— Problem —
Return each of the entries below line for line and word for word, omitting the pictures.

— Supplied information —

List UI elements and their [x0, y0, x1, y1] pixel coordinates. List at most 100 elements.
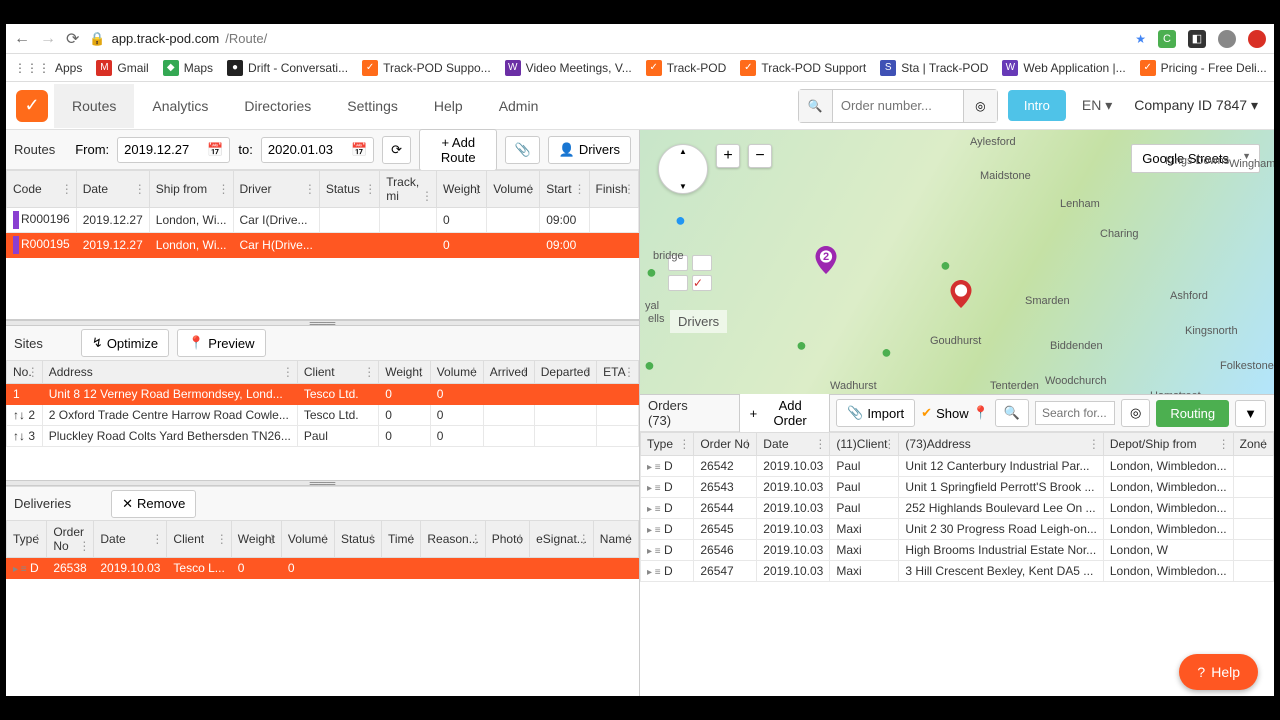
avatar-icon[interactable]: [1218, 30, 1236, 48]
sites-table: No.AddressClientWeightVolumeArrivedDepar…: [6, 360, 639, 447]
help-fab-button[interactable]: ? Help: [1179, 654, 1258, 690]
table-row[interactable]: R0001962019.12.27London, Wi...Car I(Driv…: [7, 208, 639, 233]
from-date-input[interactable]: 2019.12.27📅: [117, 137, 230, 163]
map-place-label: Woodchurch: [1045, 375, 1107, 387]
table-row[interactable]: ↑↓ 3Pluckley Road Colts Yard Bethersden …: [7, 426, 639, 447]
map-place-label: Wadhurst: [830, 380, 877, 392]
sites-title: Sites: [14, 336, 43, 351]
zoom-in-button[interactable]: +: [716, 144, 740, 168]
orders-toolbar: Orders (73) + Add Order 📎 Import ✔Show📍 …: [640, 394, 1274, 432]
map-place-label: bridge: [653, 250, 684, 262]
orders-table: TypeOrder NoDate(11)Client(73)AddressDep…: [640, 432, 1274, 582]
orders-title: Orders (73): [648, 398, 713, 428]
routes-table: CodeDateShip fromDriverStatusTrack, miWe…: [6, 170, 639, 258]
attach-button[interactable]: 📎: [505, 136, 539, 164]
map-place-label: Aylesford: [970, 136, 1016, 148]
tab-routes[interactable]: Routes: [54, 84, 134, 128]
bookmark[interactable]: MGmail: [96, 60, 148, 76]
bookmark[interactable]: ✓Track-POD: [646, 60, 727, 76]
table-row[interactable]: ▸ ≡ D265462019.10.03MaxiHigh Brooms Indu…: [641, 540, 1274, 561]
app-logo-icon[interactable]: ✓: [16, 90, 48, 122]
bookmarks-bar: ⋮⋮⋮Apps MGmail ◆Maps ●Drift - Conversati…: [6, 54, 1274, 82]
table-row[interactable]: ▸ ≡ D265432019.10.03PaulUnit 1 Springfie…: [641, 477, 1274, 498]
bookmark[interactable]: ✓Pricing - Free Deli...: [1140, 60, 1267, 76]
ext-icon[interactable]: C: [1158, 30, 1176, 48]
search-orders-icon[interactable]: 🔍: [995, 399, 1029, 427]
orders-search-input[interactable]: [1035, 401, 1115, 425]
star-icon[interactable]: ★: [1135, 32, 1146, 46]
search-target-icon[interactable]: ◎: [963, 90, 997, 122]
forward-icon[interactable]: →: [40, 30, 56, 48]
add-route-button[interactable]: + Add Route: [419, 129, 497, 171]
drivers-button[interactable]: 👤 Drivers: [548, 136, 631, 164]
map-marker-icon[interactable]: ●: [940, 255, 951, 276]
tab-admin[interactable]: Admin: [481, 84, 557, 128]
map-place-label: Folkestone: [1220, 360, 1274, 372]
order-search[interactable]: 🔍 ◎: [798, 89, 998, 123]
tab-analytics[interactable]: Analytics: [134, 84, 226, 128]
refresh-button[interactable]: ⟳: [382, 136, 411, 164]
table-row[interactable]: ▸ ≡ D265442019.10.03Paul252 Highlands Bo…: [641, 498, 1274, 519]
table-row[interactable]: ▸ ≡ D265422019.10.03PaulUnit 12 Canterbu…: [641, 456, 1274, 477]
bookmark[interactable]: ✓Track-POD Support: [740, 60, 866, 76]
routing-button[interactable]: Routing: [1156, 400, 1229, 427]
map-pan-control[interactable]: [658, 144, 708, 194]
url-bar[interactable]: 🔒 app.track-pod.com/Route/: [89, 31, 267, 47]
bookmark[interactable]: ●Drift - Conversati...: [227, 60, 348, 76]
lock-icon: 🔒: [89, 31, 105, 47]
bookmark[interactable]: ✓Track-POD Suppo...: [362, 60, 491, 76]
table-row[interactable]: ▸ ≡ D265382019.10.03Tesco L...00: [7, 558, 639, 579]
routes-title: Routes: [14, 142, 55, 157]
ext-icon[interactable]: ◧: [1188, 30, 1206, 48]
tab-help[interactable]: Help: [416, 84, 481, 128]
deliveries-toolbar: Deliveries ✕ Remove: [6, 486, 639, 520]
bookmark[interactable]: SSta | Track-POD: [880, 60, 988, 76]
tab-directories[interactable]: Directories: [226, 84, 329, 128]
zoom-out-button[interactable]: −: [748, 144, 772, 168]
map-place-label: Goudhurst: [930, 335, 981, 347]
show-toggle[interactable]: ✔Show📍: [921, 405, 989, 421]
table-row[interactable]: ▸ ≡ D265472019.10.03Maxi3 Hill Crescent …: [641, 561, 1274, 582]
add-order-button[interactable]: + Add Order: [739, 392, 831, 434]
search-icon[interactable]: 🔍: [799, 90, 833, 122]
filter-button[interactable]: ▼: [1235, 400, 1266, 427]
map-place-label: Lenham: [1060, 198, 1100, 210]
ext-icon[interactable]: [1248, 30, 1266, 48]
sites-toolbar: Sites ↯ Optimize 📍Preview: [6, 326, 639, 360]
map-pin-icon[interactable]: 2: [815, 246, 837, 274]
preview-button[interactable]: 📍Preview: [177, 329, 265, 357]
tab-settings[interactable]: Settings: [329, 84, 416, 128]
table-row[interactable]: ▸ ≡ D265452019.10.03MaxiUnit 2 30 Progre…: [641, 519, 1274, 540]
order-search-input[interactable]: [833, 98, 963, 113]
map-marker-icon[interactable]: ●: [644, 355, 655, 376]
map[interactable]: + − ✓ Drivers Google Streets AylesfordMa…: [640, 130, 1274, 394]
back-icon[interactable]: ←: [14, 30, 30, 48]
map-place-label: Kingsnorth: [1185, 325, 1238, 337]
bookmark[interactable]: ◆Maps: [163, 60, 213, 76]
map-pin-icon[interactable]: [950, 280, 972, 308]
import-button[interactable]: 📎 Import: [836, 399, 915, 427]
table-row[interactable]: R0001952019.12.27London, Wi...Car H(Driv…: [7, 233, 639, 258]
intro-button[interactable]: Intro: [1008, 90, 1066, 121]
bookmark[interactable]: WVideo Meetings, V...: [505, 60, 632, 76]
orders-target-button[interactable]: ◎: [1121, 399, 1150, 427]
map-marker-icon[interactable]: ●: [646, 262, 657, 283]
company-select[interactable]: Company ID 7847 ▾: [1128, 97, 1264, 114]
table-row[interactable]: 1Unit 8 12 Verney Road Bermondsey, Lond.…: [7, 384, 639, 405]
map-place-label: ells: [648, 313, 665, 325]
remove-button[interactable]: ✕ Remove: [111, 490, 196, 518]
table-row[interactable]: ↑↓ 22 Oxford Trade Centre Harrow Road Co…: [7, 405, 639, 426]
bookmark[interactable]: WWeb Application |...: [1002, 60, 1125, 76]
optimize-button[interactable]: ↯ Optimize: [81, 329, 169, 357]
map-marker-icon[interactable]: ●: [881, 342, 892, 363]
reload-icon[interactable]: ⟳: [66, 29, 79, 49]
drivers-panel-label[interactable]: Drivers: [670, 310, 727, 333]
bookmark-apps[interactable]: ⋮⋮⋮Apps: [14, 61, 82, 75]
to-date-input[interactable]: 2020.01.03📅: [261, 137, 374, 163]
map-marker-icon[interactable]: ●: [675, 210, 686, 231]
language-select[interactable]: EN ▾: [1076, 97, 1118, 114]
map-place-label: Tenterden: [990, 380, 1039, 392]
map-marker-icon[interactable]: ●: [796, 335, 807, 356]
app-header: ✓ Routes Analytics Directories Settings …: [6, 82, 1274, 130]
deliveries-table: TypeOrder NoDateClientWeightVolumeStatus…: [6, 520, 639, 579]
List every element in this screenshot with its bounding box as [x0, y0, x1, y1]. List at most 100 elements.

— Answer for this exercise —
List UI elements and their [x0, y0, x1, y1] pixel coordinates. List at most 100 elements.
avatar-icon[interactable]: [1218, 30, 1236, 48]
sites-table: No.AddressClientWeightVolumeArrivedDepar…: [6, 360, 639, 447]
help-fab-button[interactable]: ? Help: [1179, 654, 1258, 690]
table-row[interactable]: R0001962019.12.27London, Wi...Car I(Driv…: [7, 208, 639, 233]
from-date-input[interactable]: 2019.12.27📅: [117, 137, 230, 163]
map-place-label: Woodchurch: [1045, 375, 1107, 387]
table-row[interactable]: ↑↓ 3Pluckley Road Colts Yard Bethersden …: [7, 426, 639, 447]
map-place-label: Wadhurst: [830, 380, 877, 392]
sites-title: Sites: [14, 336, 43, 351]
zoom-in-button[interactable]: +: [716, 144, 740, 168]
orders-toolbar: Orders (73) + Add Order 📎 Import ✔Show📍 …: [640, 394, 1274, 432]
map-place-label: bridge: [653, 250, 684, 262]
orders-table: TypeOrder NoDate(11)Client(73)AddressDep…: [640, 432, 1274, 582]
orders-title: Orders (73): [648, 398, 713, 428]
routes-table: CodeDateShip fromDriverStatusTrack, miWe…: [6, 170, 639, 258]
attach-button[interactable]: 📎: [505, 136, 539, 164]
map-place-label: Aylesford: [970, 136, 1016, 148]
tab-routes[interactable]: Routes: [54, 84, 134, 128]
bookmark[interactable]: MGmail: [96, 60, 148, 76]
bookmark[interactable]: ✓Track-POD: [646, 60, 727, 76]
table-row[interactable]: ▸ ≡ D265462019.10.03MaxiHigh Brooms Indu…: [641, 540, 1274, 561]
app-logo-icon[interactable]: ✓: [16, 90, 48, 122]
bookmarks-bar: ⋮⋮⋮Apps MGmail ◆Maps ●Drift - Conversati…: [6, 54, 1274, 82]
table-row[interactable]: ▸ ≡ D265432019.10.03PaulUnit 1 Springfie…: [641, 477, 1274, 498]
bookmark[interactable]: ✓Pricing - Free Deli...: [1140, 60, 1267, 76]
ext-icon[interactable]: C: [1158, 30, 1176, 48]
search-orders-icon[interactable]: 🔍: [995, 399, 1029, 427]
orders-search-input[interactable]: [1035, 401, 1115, 425]
star-icon[interactable]: ★: [1135, 32, 1146, 46]
search-target-icon[interactable]: ◎: [963, 90, 997, 122]
forward-icon[interactable]: →: [40, 30, 56, 48]
add-route-button[interactable]: + Add Route: [419, 129, 497, 171]
drivers-button[interactable]: 👤 Drivers: [548, 136, 631, 164]
map-marker-icon[interactable]: ●: [940, 255, 951, 276]
tab-admin[interactable]: Admin: [481, 84, 557, 128]
map-place-label: Folkestone: [1220, 360, 1274, 372]
order-search[interactable]: 🔍 ◎: [798, 89, 998, 123]
tab-analytics[interactable]: Analytics: [134, 84, 226, 128]
refresh-button[interactable]: ⟳: [382, 136, 411, 164]
table-row[interactable]: ▸ ≡ D265442019.10.03Paul252 Highlands Bo…: [641, 498, 1274, 519]
table-row[interactable]: ▸ ≡ D265422019.10.03PaulUnit 12 Canterbu…: [641, 456, 1274, 477]
bookmark[interactable]: ✓Track-POD Support: [740, 60, 866, 76]
routing-button[interactable]: Routing: [1156, 400, 1229, 427]
map-pan-control[interactable]: [658, 144, 708, 194]
url-bar[interactable]: 🔒 app.track-pod.com/Route/: [89, 31, 267, 47]
bookmark[interactable]: ●Drift - Conversati...: [227, 60, 348, 76]
lock-icon: 🔒: [89, 31, 105, 47]
bookmark[interactable]: ✓Track-POD Suppo...: [362, 60, 491, 76]
table-row[interactable]: ▸ ≡ D265382019.10.03Tesco L...00: [7, 558, 639, 579]
routes-title: Routes: [14, 142, 55, 157]
ext-icon[interactable]: ◧: [1188, 30, 1206, 48]
tab-help[interactable]: Help: [416, 84, 481, 128]
deliveries-toolbar: Deliveries ✕ Remove: [6, 486, 639, 520]
bookmark[interactable]: SSta | Track-POD: [880, 60, 988, 76]
tab-directories[interactable]: Directories: [226, 84, 329, 128]
zoom-out-button[interactable]: −: [748, 144, 772, 168]
map-place-label: Goudhurst: [930, 335, 981, 347]
show-toggle[interactable]: ✔Show📍: [921, 405, 989, 421]
table-row[interactable]: ▸ ≡ D265472019.10.03Maxi3 Hill Crescent …: [641, 561, 1274, 582]
add-order-button[interactable]: + Add Order: [739, 392, 831, 434]
search-icon[interactable]: 🔍: [799, 90, 833, 122]
filter-button[interactable]: ▼: [1235, 400, 1266, 427]
map-place-label: Lenham: [1060, 198, 1100, 210]
ext-icon[interactable]: [1248, 30, 1266, 48]
sites-toolbar: Sites ↯ Optimize 📍Preview: [6, 326, 639, 360]
map-pin-icon[interactable]: 2: [815, 246, 837, 274]
preview-button[interactable]: 📍Preview: [177, 329, 265, 357]
tab-settings[interactable]: Settings: [329, 84, 416, 128]
table-row[interactable]: ▸ ≡ D265452019.10.03MaxiUnit 2 30 Progre…: [641, 519, 1274, 540]
order-search-input[interactable]: [833, 98, 963, 113]
map-marker-icon[interactable]: ●: [644, 355, 655, 376]
map[interactable]: + − ✓ Drivers Google Streets AylesfordMa…: [640, 130, 1274, 394]
back-icon[interactable]: ←: [14, 30, 30, 48]
map-place-label: Kingsnorth: [1185, 325, 1238, 337]
bookmark[interactable]: ◆Maps: [163, 60, 213, 76]
map-pin-icon[interactable]: [950, 280, 972, 308]
import-button[interactable]: 📎 Import: [836, 399, 915, 427]
table-row[interactable]: R0001952019.12.27London, Wi...Car H(Driv…: [7, 233, 639, 258]
intro-button[interactable]: Intro: [1008, 90, 1066, 121]
bookmark[interactable]: WVideo Meetings, V...: [505, 60, 632, 76]
orders-target-button[interactable]: ◎: [1121, 399, 1150, 427]
map-marker-icon[interactable]: ●: [646, 262, 657, 283]
company-select[interactable]: Company ID 7847 ▾: [1128, 97, 1264, 114]
table-row[interactable]: 1Unit 8 12 Verney Road Bermondsey, Lond.…: [7, 384, 639, 405]
map-place-label: ells: [648, 313, 665, 325]
remove-button[interactable]: ✕ Remove: [111, 490, 196, 518]
table-row[interactable]: ↑↓ 22 Oxford Trade Centre Harrow Road Co…: [7, 405, 639, 426]
bookmark[interactable]: WWeb Application |...: [1002, 60, 1125, 76]
optimize-button[interactable]: ↯ Optimize: [81, 329, 169, 357]
map-marker-icon[interactable]: ●: [881, 342, 892, 363]
reload-icon[interactable]: ⟳: [66, 29, 79, 49]
drivers-panel-label[interactable]: Drivers: [670, 310, 727, 333]
bookmark-apps[interactable]: ⋮⋮⋮Apps: [14, 61, 82, 75]
to-date-input[interactable]: 2020.01.03📅: [261, 137, 374, 163]
map-marker-icon[interactable]: ●: [675, 210, 686, 231]
language-select[interactable]: EN ▾: [1076, 97, 1118, 114]
map-place-label: Tenterden: [990, 380, 1039, 392]
map-marker-icon[interactable]: ●: [796, 335, 807, 356]
app-header: ✓ Routes Analytics Directories Settings …: [6, 82, 1274, 130]
deliveries-table: TypeOrder NoDateClientWeightVolumeStatus…: [6, 520, 639, 579]
List every element in this screenshot with its bounding box as [x0, y0, x1, y1]. List at most 100 elements.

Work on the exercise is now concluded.